Data for this task:
****

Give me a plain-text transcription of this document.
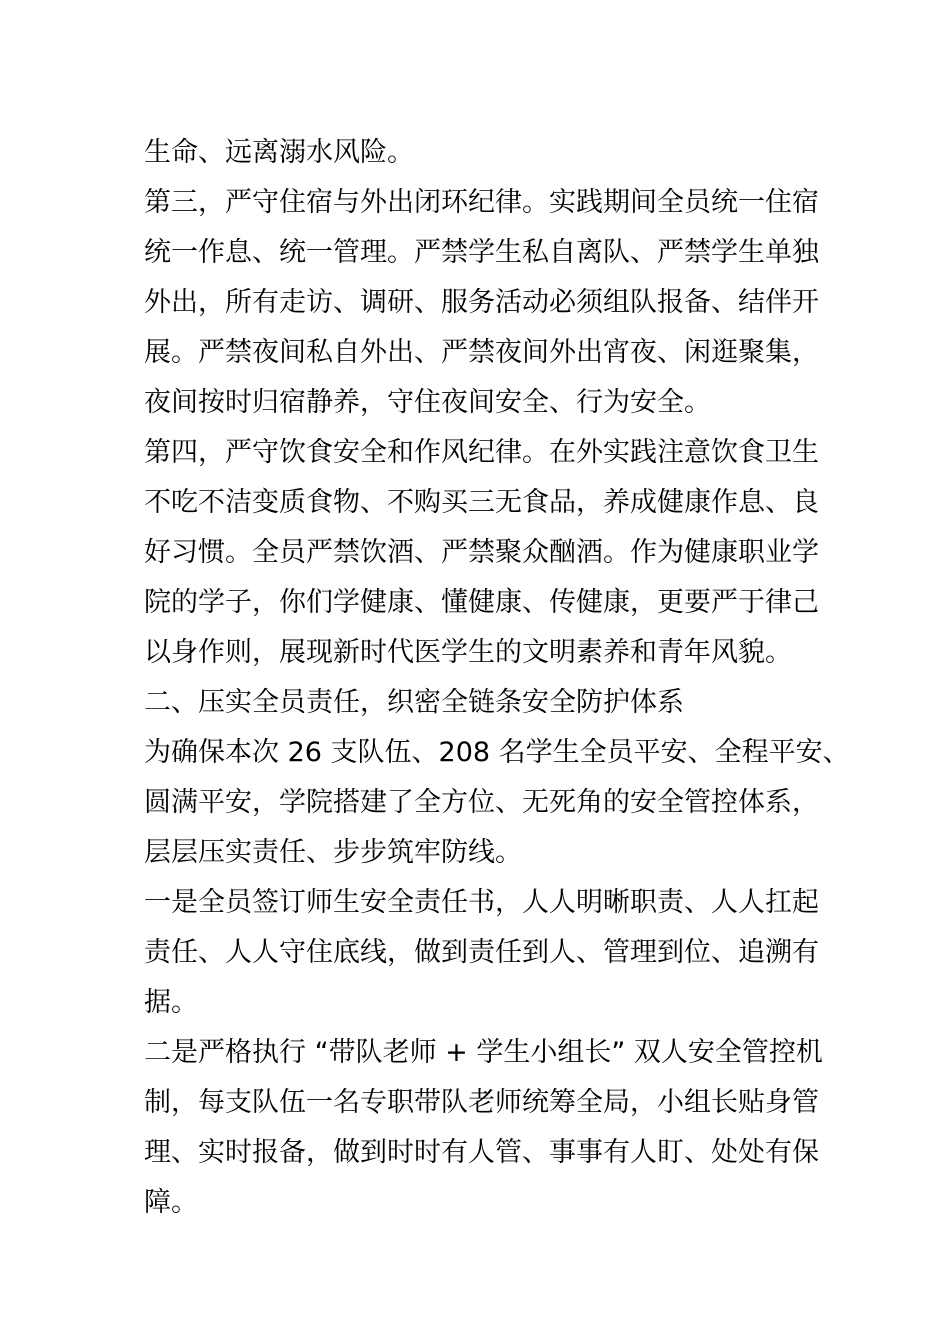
生命、远离溺水风险。
第三，严守住宿与外出闭环纪律。实践期间全员统一住宿
统一作息、统一管理。严禁学生私自离队、严禁学生单独
外出，所有走访、调研、服务活动必须组队报备、结伴开
展。严禁夜间私自外出、严禁夜间外出宵夜、闲逛聚集，
夜间按时归宿静养，守住夜间安全、行为安全。
第四，严守饮食安全和作风纪律。在外实践注意饮食卫生
不吃不洁变质食物、不购买三无食品，养成健康作息、良
好习惯。全员严禁饮酒、严禁聚众酗酒。作为健康职业学
院的学子，你们学健康、懂健康、传健康，更要严于律己
以身作则，展现新时代医学生的文明素养和青年风貌。
二、压实全员责任，织密全链条安全防护体系
为确保本次 26 支队伍、208 名学生全员平安、全程平安、
圆满平安，学院搭建了全方位、无死角的安全管控体系，
层层压实责任、步步筑牢防线。
一是全员签订师生安全责任书，人人明晰职责、人人扛起
责任、人人守住底线，做到责任到人、管理到位、追溯有
据。
二是严格执行 “带队老师 + 学生小组长” 双人安全管控机
制，每支队伍一名专职带队老师统筹全局，小组长贴身管
理、实时报备，做到时时有人管、事事有人盯、处处有保
障。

****

Reproduce every entry word for word, but skip any pictures.

Give me a plain-text transcription of this document.
生命、远离溺水风险。
第三，严守住宿与外出闭环纪律。实践期间全员统一住宿
统一作息、统一管理。严禁学生私自离队、严禁学生单独
外出，所有走访、调研、服务活动必须组队报备、结伴开
展。严禁夜间私自外出、严禁夜间外出宵夜、闲逛聚集，
夜间按时归宿静养，守住夜间安全、行为安全。
第四，严守饮食安全和作风纪律。在外实践注意饮食卫生
不吃不洁变质食物、不购买三无食品，养成健康作息、良
好习惯。全员严禁饮酒、严禁聚众酗酒。作为健康职业学
院的学子，你们学健康、懂健康、传健康，更要严于律己
以身作则，展现新时代医学生的文明素养和青年风貌。
二、压实全员责任，织密全链条安全防护体系
为确保本次 26 支队伍、208 名学生全员平安、全程平安、
圆满平安，学院搭建了全方位、无死角的安全管控体系，
层层压实责任、步步筑牢防线。
一是全员签订师生安全责任书，人人明晰职责、人人扛起
责任、人人守住底线，做到责任到人、管理到位、追溯有
据。
二是严格执行 “带队老师 + 学生小组长” 双人安全管控机
制，每支队伍一名专职带队老师统筹全局，小组长贴身管
理、实时报备，做到时时有人管、事事有人盯、处处有保
障。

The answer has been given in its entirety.